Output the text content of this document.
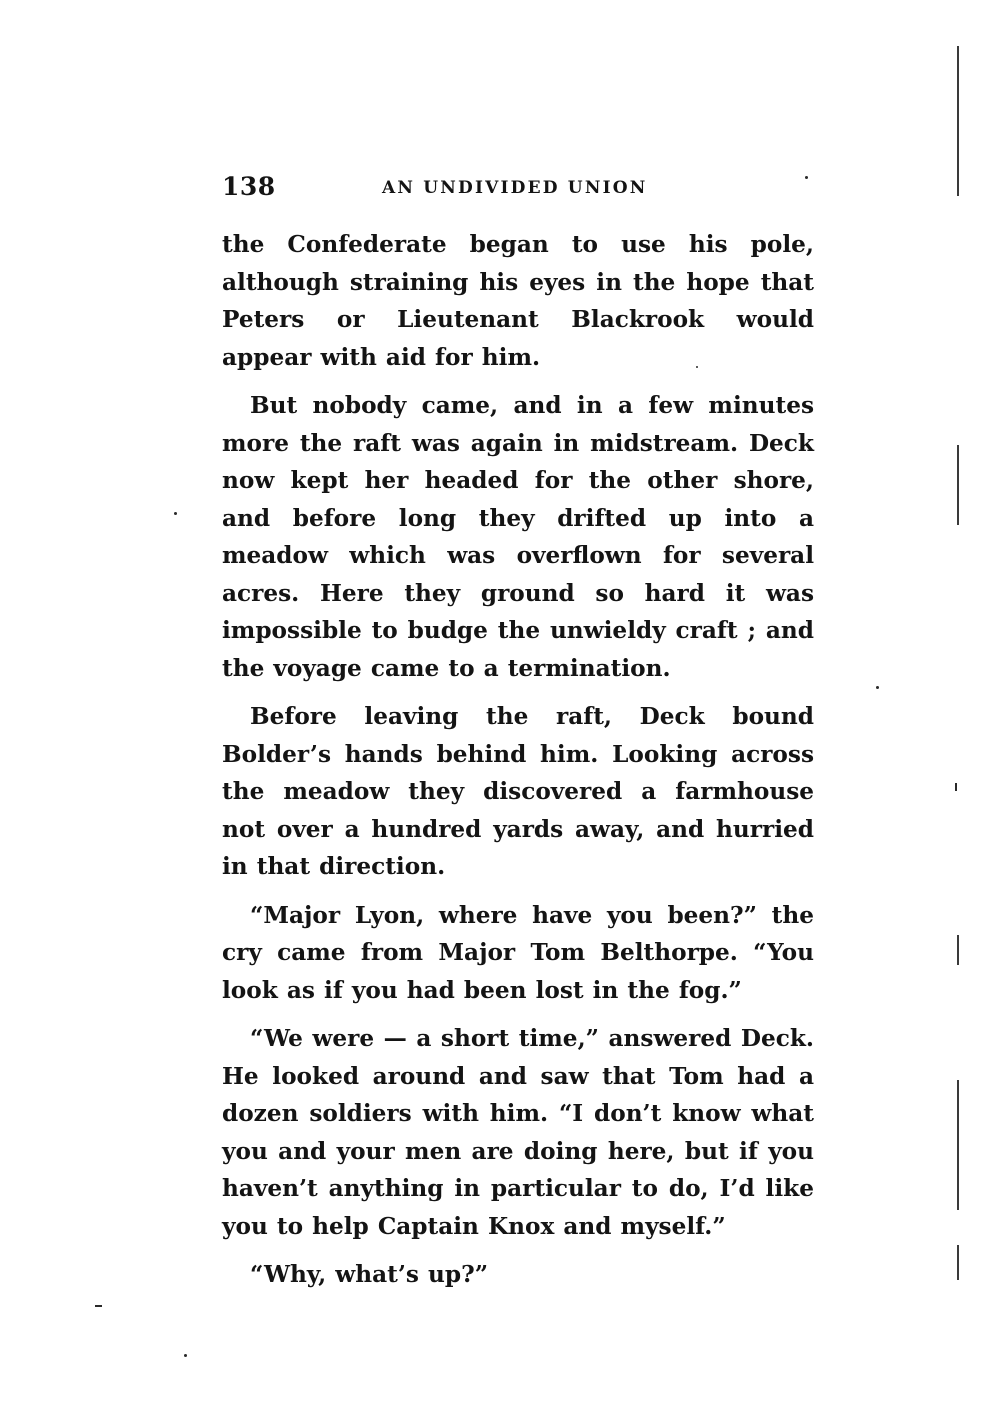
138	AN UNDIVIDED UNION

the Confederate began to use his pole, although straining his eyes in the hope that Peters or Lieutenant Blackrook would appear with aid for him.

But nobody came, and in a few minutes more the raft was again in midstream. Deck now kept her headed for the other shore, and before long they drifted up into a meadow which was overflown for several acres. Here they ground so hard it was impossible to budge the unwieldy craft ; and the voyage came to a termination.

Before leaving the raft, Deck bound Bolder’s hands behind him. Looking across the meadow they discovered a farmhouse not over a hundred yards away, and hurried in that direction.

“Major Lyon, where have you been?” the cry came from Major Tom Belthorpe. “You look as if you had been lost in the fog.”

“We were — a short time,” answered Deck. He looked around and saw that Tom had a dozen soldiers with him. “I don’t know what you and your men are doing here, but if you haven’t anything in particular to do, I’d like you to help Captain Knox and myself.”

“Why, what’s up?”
---
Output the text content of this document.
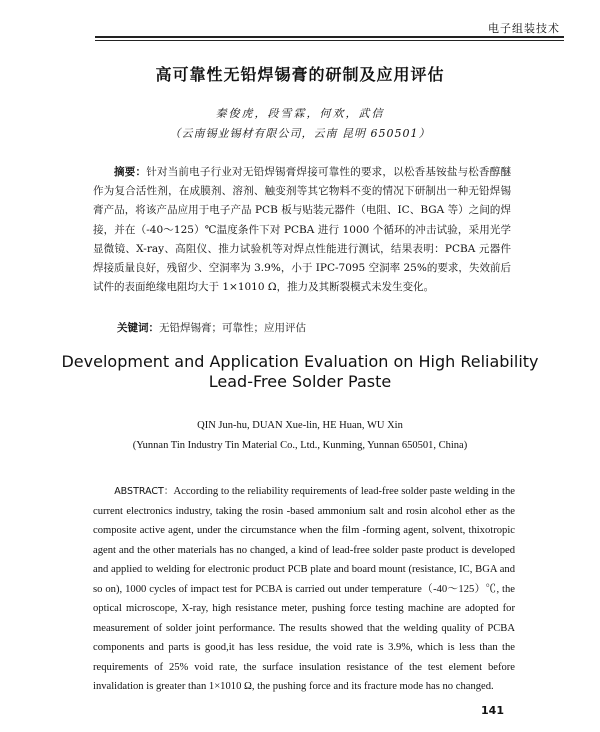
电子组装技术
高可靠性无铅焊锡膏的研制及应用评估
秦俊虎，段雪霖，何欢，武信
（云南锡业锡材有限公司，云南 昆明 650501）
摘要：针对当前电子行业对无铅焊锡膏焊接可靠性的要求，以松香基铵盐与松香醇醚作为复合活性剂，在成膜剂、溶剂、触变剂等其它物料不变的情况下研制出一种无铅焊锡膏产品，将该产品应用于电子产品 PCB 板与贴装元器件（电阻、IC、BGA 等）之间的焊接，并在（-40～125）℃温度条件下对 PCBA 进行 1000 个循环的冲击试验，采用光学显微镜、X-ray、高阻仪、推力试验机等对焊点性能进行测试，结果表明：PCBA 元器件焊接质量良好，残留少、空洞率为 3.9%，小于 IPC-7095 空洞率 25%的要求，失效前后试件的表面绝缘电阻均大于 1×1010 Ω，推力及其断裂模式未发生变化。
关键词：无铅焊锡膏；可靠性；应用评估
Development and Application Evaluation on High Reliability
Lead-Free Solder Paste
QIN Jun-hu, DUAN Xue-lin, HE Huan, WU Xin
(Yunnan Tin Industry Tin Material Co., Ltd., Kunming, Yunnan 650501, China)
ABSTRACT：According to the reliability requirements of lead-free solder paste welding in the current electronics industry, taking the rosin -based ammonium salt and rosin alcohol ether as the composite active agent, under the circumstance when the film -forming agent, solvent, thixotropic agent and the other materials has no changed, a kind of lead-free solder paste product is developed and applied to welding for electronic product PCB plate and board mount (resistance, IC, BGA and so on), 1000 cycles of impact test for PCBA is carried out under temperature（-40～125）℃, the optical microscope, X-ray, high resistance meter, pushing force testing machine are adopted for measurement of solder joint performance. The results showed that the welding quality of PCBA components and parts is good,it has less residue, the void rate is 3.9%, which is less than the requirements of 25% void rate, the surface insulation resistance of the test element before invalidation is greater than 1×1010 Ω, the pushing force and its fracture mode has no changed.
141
...
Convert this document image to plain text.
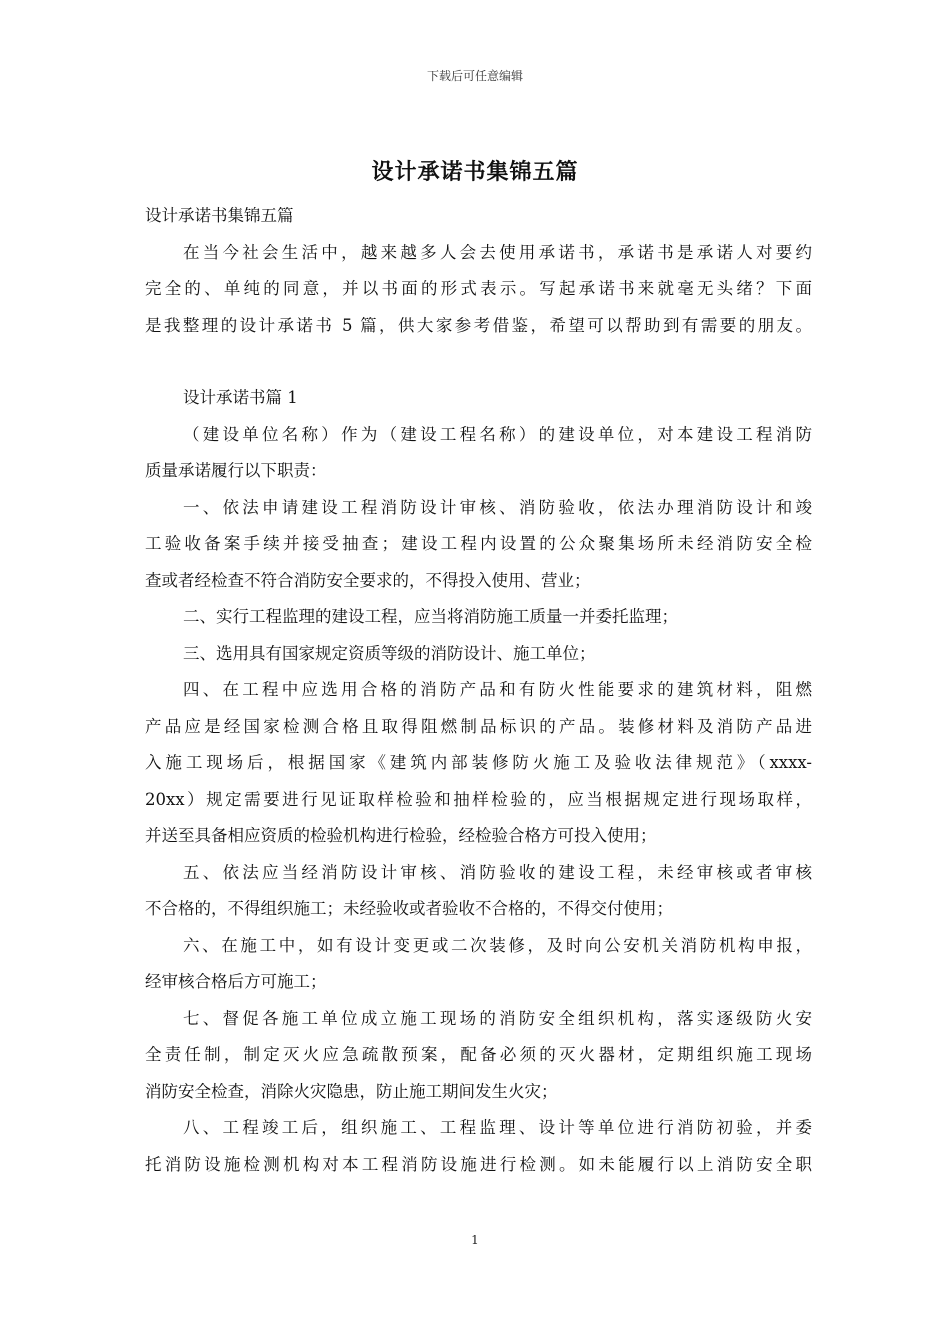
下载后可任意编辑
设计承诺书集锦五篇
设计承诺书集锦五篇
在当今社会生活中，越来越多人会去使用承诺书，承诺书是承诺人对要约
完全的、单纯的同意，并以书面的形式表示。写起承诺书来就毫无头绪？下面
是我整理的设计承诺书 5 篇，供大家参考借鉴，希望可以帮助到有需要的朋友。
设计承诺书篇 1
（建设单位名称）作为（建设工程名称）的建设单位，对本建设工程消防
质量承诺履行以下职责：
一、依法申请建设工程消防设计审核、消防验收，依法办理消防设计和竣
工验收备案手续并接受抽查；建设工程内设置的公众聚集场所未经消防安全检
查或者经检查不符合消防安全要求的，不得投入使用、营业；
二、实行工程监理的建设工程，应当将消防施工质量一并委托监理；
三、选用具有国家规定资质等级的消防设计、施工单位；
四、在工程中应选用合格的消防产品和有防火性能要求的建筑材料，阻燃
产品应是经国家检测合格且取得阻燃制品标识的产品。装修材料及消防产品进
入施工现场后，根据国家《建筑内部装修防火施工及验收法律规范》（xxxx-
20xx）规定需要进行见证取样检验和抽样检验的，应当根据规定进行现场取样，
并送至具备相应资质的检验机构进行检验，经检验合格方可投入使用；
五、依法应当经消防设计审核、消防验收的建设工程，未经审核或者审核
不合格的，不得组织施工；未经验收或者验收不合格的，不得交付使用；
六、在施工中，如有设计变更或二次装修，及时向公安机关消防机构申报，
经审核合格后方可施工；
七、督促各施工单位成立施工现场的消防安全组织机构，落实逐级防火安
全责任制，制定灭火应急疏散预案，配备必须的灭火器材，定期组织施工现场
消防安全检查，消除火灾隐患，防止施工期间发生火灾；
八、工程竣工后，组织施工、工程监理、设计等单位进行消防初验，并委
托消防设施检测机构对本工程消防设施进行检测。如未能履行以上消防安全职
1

Written task - Select every line in the records above that contains the word "which".

The result -
But nobody came, and in a few minutes more the raft was again in midstream. Deck now kept her headed for the other shore, and before long they drifted up into a meadow which was overflown for several acres. Here they ground so hard it was impossible to budge the unwieldy craft ; and the voyage came to a termination.
ABSTRACT：According to the reliability requirements of lead-free solder paste welding in the current electronics industry, taking the rosin -based ammonium salt and rosin alcohol ether as the composite active agent, under the circumstance when the film -forming agent, solvent, thixotropic agent and the other materials has no changed, a kind of lead-free solder paste product is developed and applied to welding for electronic product PCB plate and board mount (resistance, IC, BGA and so on), 1000 cycles of impact test for PCBA is carried out under temperature（-40～125）℃, the optical microscope, X-ray, high resistance meter, pushing force testing machine are adopted for measurement of solder joint performance. The results showed that the welding quality of PCBA components and parts is good,it has less residue, the void rate is 3.9%, which is less than the requirements of 25% void rate, the surface insulation resistance of the test element before invalidation is greater than 1×1010 Ω, the pushing force and its fracture mode has no changed.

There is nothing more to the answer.